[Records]
--

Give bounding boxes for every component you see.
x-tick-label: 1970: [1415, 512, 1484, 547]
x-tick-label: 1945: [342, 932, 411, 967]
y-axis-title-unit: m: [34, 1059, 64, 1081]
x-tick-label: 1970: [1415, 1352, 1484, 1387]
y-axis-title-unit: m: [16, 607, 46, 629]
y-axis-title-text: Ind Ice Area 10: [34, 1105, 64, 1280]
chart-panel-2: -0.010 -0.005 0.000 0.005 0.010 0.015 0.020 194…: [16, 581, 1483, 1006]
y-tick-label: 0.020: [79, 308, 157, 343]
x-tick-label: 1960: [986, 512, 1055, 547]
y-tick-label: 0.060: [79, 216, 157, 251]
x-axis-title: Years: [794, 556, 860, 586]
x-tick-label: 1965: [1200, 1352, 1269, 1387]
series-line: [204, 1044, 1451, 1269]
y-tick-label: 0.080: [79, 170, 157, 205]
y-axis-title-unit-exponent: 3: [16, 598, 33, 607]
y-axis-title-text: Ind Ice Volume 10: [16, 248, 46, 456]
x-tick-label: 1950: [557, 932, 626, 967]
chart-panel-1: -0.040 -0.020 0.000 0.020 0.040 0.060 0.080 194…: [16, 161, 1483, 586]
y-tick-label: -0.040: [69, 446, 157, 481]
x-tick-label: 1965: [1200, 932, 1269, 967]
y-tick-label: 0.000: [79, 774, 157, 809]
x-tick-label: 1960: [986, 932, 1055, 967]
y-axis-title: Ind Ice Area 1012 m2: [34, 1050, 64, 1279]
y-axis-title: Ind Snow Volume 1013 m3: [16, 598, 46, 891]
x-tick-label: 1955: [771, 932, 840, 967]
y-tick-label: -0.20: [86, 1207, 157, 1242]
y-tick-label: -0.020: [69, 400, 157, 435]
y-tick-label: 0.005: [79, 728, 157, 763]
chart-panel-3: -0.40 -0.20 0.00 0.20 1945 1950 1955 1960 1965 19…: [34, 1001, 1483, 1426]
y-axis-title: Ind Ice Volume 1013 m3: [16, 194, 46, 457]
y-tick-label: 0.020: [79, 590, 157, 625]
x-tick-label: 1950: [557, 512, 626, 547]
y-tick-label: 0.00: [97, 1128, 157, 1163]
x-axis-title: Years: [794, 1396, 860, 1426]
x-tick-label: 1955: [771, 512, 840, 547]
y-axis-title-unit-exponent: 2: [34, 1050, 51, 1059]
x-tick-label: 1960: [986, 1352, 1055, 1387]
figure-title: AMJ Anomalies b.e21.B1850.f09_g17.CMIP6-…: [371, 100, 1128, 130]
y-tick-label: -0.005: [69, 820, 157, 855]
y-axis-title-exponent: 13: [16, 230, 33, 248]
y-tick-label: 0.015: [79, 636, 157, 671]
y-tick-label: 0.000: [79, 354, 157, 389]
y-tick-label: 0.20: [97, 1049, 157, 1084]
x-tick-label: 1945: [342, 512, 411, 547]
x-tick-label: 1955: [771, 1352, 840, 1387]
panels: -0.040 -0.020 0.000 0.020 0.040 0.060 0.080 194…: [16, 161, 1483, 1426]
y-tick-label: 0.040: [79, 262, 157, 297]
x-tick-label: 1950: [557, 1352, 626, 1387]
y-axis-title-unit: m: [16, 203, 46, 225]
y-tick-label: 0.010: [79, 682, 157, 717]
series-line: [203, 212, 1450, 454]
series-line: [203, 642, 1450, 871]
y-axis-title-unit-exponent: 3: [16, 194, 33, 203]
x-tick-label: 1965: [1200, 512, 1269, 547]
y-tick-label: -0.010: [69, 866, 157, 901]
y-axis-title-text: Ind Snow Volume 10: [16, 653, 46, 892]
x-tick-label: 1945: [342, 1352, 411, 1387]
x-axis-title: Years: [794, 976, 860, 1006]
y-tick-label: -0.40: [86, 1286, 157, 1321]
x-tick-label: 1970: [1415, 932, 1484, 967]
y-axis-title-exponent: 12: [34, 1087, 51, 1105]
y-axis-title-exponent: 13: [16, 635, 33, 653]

--

:: Aim of the task ::
Reproduce every line of the records above without any change.

:: Final result ::
Give bounding boxes for every component you see.
x-tick-label: 1970: [1415, 512, 1484, 547]
x-tick-label: 1945: [342, 932, 411, 967]
y-axis-title-unit: m: [34, 1059, 64, 1081]
x-tick-label: 1970: [1415, 1352, 1484, 1387]
y-axis-title-unit: m: [16, 607, 46, 629]
y-axis-title-text: Ind Ice Area 10: [34, 1105, 64, 1280]
chart-panel-2: -0.010 -0.005 0.000 0.005 0.010 0.015 0.020 194…: [16, 581, 1483, 1006]
y-tick-label: 0.020: [79, 308, 157, 343]
x-tick-label: 1960: [986, 512, 1055, 547]
y-tick-label: 0.060: [79, 216, 157, 251]
x-axis-title: Years: [794, 556, 860, 586]
x-tick-label: 1965: [1200, 1352, 1269, 1387]
series-line: [204, 1044, 1451, 1269]
y-tick-label: 0.080: [79, 170, 157, 205]
y-axis-title-unit-exponent: 3: [16, 598, 33, 607]
y-axis-title-text: Ind Ice Volume 10: [16, 248, 46, 456]
x-tick-label: 1950: [557, 932, 626, 967]
chart-panel-1: -0.040 -0.020 0.000 0.020 0.040 0.060 0.080 194…: [16, 161, 1483, 586]
y-tick-label: -0.040: [69, 446, 157, 481]
x-tick-label: 1965: [1200, 932, 1269, 967]
y-tick-label: 0.000: [79, 774, 157, 809]
x-tick-label: 1960: [986, 932, 1055, 967]
y-axis-title: Ind Ice Area 1012 m2: [34, 1050, 64, 1279]
y-axis-title: Ind Snow Volume 1013 m3: [16, 598, 46, 891]
x-tick-label: 1955: [771, 932, 840, 967]
y-tick-label: -0.20: [86, 1207, 157, 1242]
y-tick-label: -0.020: [69, 400, 157, 435]
y-tick-label: 0.005: [79, 728, 157, 763]
chart-panel-3: -0.40 -0.20 0.00 0.20 1945 1950 1955 1960 1965 19…: [34, 1001, 1483, 1426]
y-axis-title: Ind Ice Volume 1013 m3: [16, 194, 46, 457]
y-tick-label: 0.020: [79, 590, 157, 625]
x-tick-label: 1950: [557, 512, 626, 547]
y-tick-label: 0.00: [97, 1128, 157, 1163]
x-axis-title: Years: [794, 1396, 860, 1426]
x-tick-label: 1955: [771, 512, 840, 547]
y-axis-title-unit-exponent: 2: [34, 1050, 51, 1059]
x-tick-label: 1960: [986, 1352, 1055, 1387]
figure-title: AMJ Anomalies b.e21.B1850.f09_g17.CMIP6-…: [371, 100, 1128, 130]
y-tick-label: -0.005: [69, 820, 157, 855]
y-axis-title-exponent: 13: [16, 230, 33, 248]
y-tick-label: 0.015: [79, 636, 157, 671]
y-tick-label: 0.000: [79, 354, 157, 389]
y-tick-label: 0.20: [97, 1049, 157, 1084]
x-tick-label: 1945: [342, 512, 411, 547]
x-tick-label: 1955: [771, 1352, 840, 1387]
panels: -0.040 -0.020 0.000 0.020 0.040 0.060 0.080 194…: [16, 161, 1483, 1426]
y-tick-label: 0.040: [79, 262, 157, 297]
x-tick-label: 1950: [557, 1352, 626, 1387]
y-axis-title-unit: m: [16, 203, 46, 225]
y-tick-label: 0.010: [79, 682, 157, 717]
series-line: [203, 212, 1450, 454]
series-line: [203, 642, 1450, 871]
y-axis-title-unit-exponent: 3: [16, 194, 33, 203]
x-tick-label: 1965: [1200, 512, 1269, 547]
y-tick-label: -0.010: [69, 866, 157, 901]
y-axis-title-text: Ind Snow Volume 10: [16, 653, 46, 892]
x-tick-label: 1945: [342, 1352, 411, 1387]
x-axis-title: Years: [794, 976, 860, 1006]
y-tick-label: -0.40: [86, 1286, 157, 1321]
x-tick-label: 1970: [1415, 932, 1484, 967]
y-axis-title-exponent: 12: [34, 1087, 51, 1105]
y-axis-title-exponent: 13: [16, 635, 33, 653]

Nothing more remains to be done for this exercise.